GIVEN EXERCISE. Write out every single entry exactly.
-=-=-
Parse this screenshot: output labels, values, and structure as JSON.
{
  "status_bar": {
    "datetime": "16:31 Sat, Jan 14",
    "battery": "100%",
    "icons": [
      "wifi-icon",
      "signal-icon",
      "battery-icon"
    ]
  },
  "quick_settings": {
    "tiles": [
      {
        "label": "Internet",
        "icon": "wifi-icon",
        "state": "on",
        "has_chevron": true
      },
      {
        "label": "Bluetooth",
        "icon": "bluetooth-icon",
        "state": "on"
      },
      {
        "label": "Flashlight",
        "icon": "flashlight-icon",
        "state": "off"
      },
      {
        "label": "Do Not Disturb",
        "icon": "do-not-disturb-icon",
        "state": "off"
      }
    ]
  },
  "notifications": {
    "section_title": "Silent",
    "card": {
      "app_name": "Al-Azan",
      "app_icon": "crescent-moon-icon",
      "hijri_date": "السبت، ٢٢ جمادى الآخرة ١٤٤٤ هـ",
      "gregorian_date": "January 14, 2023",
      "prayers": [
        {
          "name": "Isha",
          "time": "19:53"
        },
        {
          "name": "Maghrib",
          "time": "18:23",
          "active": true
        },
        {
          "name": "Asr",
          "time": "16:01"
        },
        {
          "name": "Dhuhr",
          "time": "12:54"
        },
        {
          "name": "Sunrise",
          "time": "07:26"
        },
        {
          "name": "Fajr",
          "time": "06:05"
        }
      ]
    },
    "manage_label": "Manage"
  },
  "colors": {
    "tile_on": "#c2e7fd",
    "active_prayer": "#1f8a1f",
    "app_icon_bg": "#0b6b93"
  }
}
-=-=-
EXERCISE ANSWER.
Parse this screenshot: output labels, values, and structure as JSON.
{
  "status_bar": {
    "datetime": "16:31 Sat, Jan 14",
    "battery": "100%",
    "icons": [
      "wifi-icon",
      "signal-icon",
      "battery-icon"
    ]
  },
  "quick_settings": {
    "tiles": [
      {
        "label": "Internet",
        "icon": "wifi-icon",
        "state": "on",
        "has_chevron": true
      },
      {
        "label": "Bluetooth",
        "icon": "bluetooth-icon",
        "state": "on"
      },
      {
        "label": "Flashlight",
        "icon": "flashlight-icon",
        "state": "off"
      },
      {
        "label": "Do Not Disturb",
        "icon": "do-not-disturb-icon",
        "state": "off"
      }
    ]
  },
  "notifications": {
    "section_title": "Silent",
    "card": {
      "app_name": "Al-Azan",
      "app_icon": "crescent-moon-icon",
      "hijri_date": "السبت، ٢٢ جمادى الآخرة ١٤٤٤ هـ",
      "gregorian_date": "January 14, 2023",
      "prayers": [
        {
          "name": "Isha",
          "time": "19:53"
        },
        {
          "name": "Maghrib",
          "time": "18:23",
          "active": true
        },
        {
          "name": "Asr",
          "time": "16:01"
        },
        {
          "name": "Dhuhr",
          "time": "12:54"
        },
        {
          "name": "Sunrise",
          "time": "07:26"
        },
        {
          "name": "Fajr",
          "time": "06:05"
        }
      ]
    },
    "manage_label": "Manage"
  },
  "colors": {
    "tile_on": "#c2e7fd",
    "active_prayer": "#1f8a1f",
    "app_icon_bg": "#0b6b93"
  }
}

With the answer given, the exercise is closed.